_Dataset records:_
++++++++++

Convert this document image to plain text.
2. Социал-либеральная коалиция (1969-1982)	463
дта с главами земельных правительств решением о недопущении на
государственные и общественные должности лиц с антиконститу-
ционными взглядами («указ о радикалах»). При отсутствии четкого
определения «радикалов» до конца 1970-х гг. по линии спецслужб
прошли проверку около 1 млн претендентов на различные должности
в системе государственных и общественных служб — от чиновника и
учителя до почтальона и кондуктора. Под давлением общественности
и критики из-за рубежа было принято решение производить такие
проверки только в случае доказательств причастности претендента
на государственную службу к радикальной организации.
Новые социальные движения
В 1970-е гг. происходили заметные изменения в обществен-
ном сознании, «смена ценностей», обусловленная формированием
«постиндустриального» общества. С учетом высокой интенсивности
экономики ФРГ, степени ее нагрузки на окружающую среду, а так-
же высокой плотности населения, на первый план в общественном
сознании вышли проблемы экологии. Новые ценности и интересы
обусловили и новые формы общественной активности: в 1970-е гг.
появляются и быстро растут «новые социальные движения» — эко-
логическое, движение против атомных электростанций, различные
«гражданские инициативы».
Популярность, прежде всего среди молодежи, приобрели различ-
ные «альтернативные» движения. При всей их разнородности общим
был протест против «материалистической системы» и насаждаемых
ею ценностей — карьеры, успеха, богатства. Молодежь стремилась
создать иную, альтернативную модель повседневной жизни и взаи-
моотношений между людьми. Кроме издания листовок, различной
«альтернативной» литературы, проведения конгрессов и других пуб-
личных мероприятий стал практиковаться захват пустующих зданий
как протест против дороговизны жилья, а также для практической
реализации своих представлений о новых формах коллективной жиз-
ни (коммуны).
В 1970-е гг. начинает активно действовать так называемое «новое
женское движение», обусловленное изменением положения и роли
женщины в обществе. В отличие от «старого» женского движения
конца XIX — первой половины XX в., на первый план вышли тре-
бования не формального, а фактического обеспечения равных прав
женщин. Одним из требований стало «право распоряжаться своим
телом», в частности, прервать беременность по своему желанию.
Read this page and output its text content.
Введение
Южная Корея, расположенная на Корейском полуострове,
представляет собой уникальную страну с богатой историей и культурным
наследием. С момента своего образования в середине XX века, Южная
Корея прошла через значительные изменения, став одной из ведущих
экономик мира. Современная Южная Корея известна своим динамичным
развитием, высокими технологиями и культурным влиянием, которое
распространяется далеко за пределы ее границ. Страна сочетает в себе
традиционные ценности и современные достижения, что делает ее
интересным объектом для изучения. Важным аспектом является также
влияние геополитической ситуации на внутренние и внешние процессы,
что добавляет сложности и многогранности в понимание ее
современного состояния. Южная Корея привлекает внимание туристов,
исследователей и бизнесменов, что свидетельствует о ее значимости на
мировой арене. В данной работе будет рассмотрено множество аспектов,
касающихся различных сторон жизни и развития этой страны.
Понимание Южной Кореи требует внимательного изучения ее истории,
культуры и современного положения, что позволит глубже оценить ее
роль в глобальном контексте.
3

++++++++++

_Exercise aim:_
Exactly reproduce every record.

_Task solution:_
Convert this document image to plain text.
2. Социал-либеральная коалиция (1969-1982)	463
дта с главами земельных правительств решением о недопущении на
государственные и общественные должности лиц с антиконститу-
ционными взглядами («указ о радикалах»). При отсутствии четкого
определения «радикалов» до конца 1970-х гг. по линии спецслужб
прошли проверку около 1 млн претендентов на различные должности
в системе государственных и общественных служб — от чиновника и
учителя до почтальона и кондуктора. Под давлением общественности
и критики из-за рубежа было принято решение производить такие
проверки только в случае доказательств причастности претендента
на государственную службу к радикальной организации.
Новые социальные движения
В 1970-е гг. происходили заметные изменения в обществен-
ном сознании, «смена ценностей», обусловленная формированием
«постиндустриального» общества. С учетом высокой интенсивности
экономики ФРГ, степени ее нагрузки на окружающую среду, а так-
же высокой плотности населения, на первый план в общественном
сознании вышли проблемы экологии. Новые ценности и интересы
обусловили и новые формы общественной активности: в 1970-е гг.
появляются и быстро растут «новые социальные движения» — эко-
логическое, движение против атомных электростанций, различные
«гражданские инициативы».
Популярность, прежде всего среди молодежи, приобрели различ-
ные «альтернативные» движения. При всей их разнородности общим
был протест против «материалистической системы» и насаждаемых
ею ценностей — карьеры, успеха, богатства. Молодежь стремилась
создать иную, альтернативную модель повседневной жизни и взаи-
моотношений между людьми. Кроме издания листовок, различной
«альтернативной» литературы, проведения конгрессов и других пуб-
личных мероприятий стал практиковаться захват пустующих зданий
как протест против дороговизны жилья, а также для практической
реализации своих представлений о новых формах коллективной жиз-
ни (коммуны).
В 1970-е гг. начинает активно действовать так называемое «новое
женское движение», обусловленное изменением положения и роли
женщины в обществе. В отличие от «старого» женского движения
конца XIX — первой половины XX в., на первый план вышли тре-
бования не формального, а фактического обеспечения равных прав
женщин. Одним из требований стало «право распоряжаться своим
телом», в частности, прервать беременность по своему желанию.
Read this page and output its text content.
Введение
Южная Корея, расположенная на Корейском полуострове,
представляет собой уникальную страну с богатой историей и культурным
наследием. С момента своего образования в середине XX века, Южная
Корея прошла через значительные изменения, став одной из ведущих
экономик мира. Современная Южная Корея известна своим динамичным
развитием, высокими технологиями и культурным влиянием, которое
распространяется далеко за пределы ее границ. Страна сочетает в себе
традиционные ценности и современные достижения, что делает ее
интересным объектом для изучения. Важным аспектом является также
влияние геополитической ситуации на внутренние и внешние процессы,
что добавляет сложности и многогранности в понимание ее
современного состояния. Южная Корея привлекает внимание туристов,
исследователей и бизнесменов, что свидетельствует о ее значимости на
мировой арене. В данной работе будет рассмотрено множество аспектов,
касающихся различных сторон жизни и развития этой страны.
Понимание Южной Кореи требует внимательного изучения ее истории,
культуры и современного положения, что позволит глубже оценить ее
роль в глобальном контексте.
3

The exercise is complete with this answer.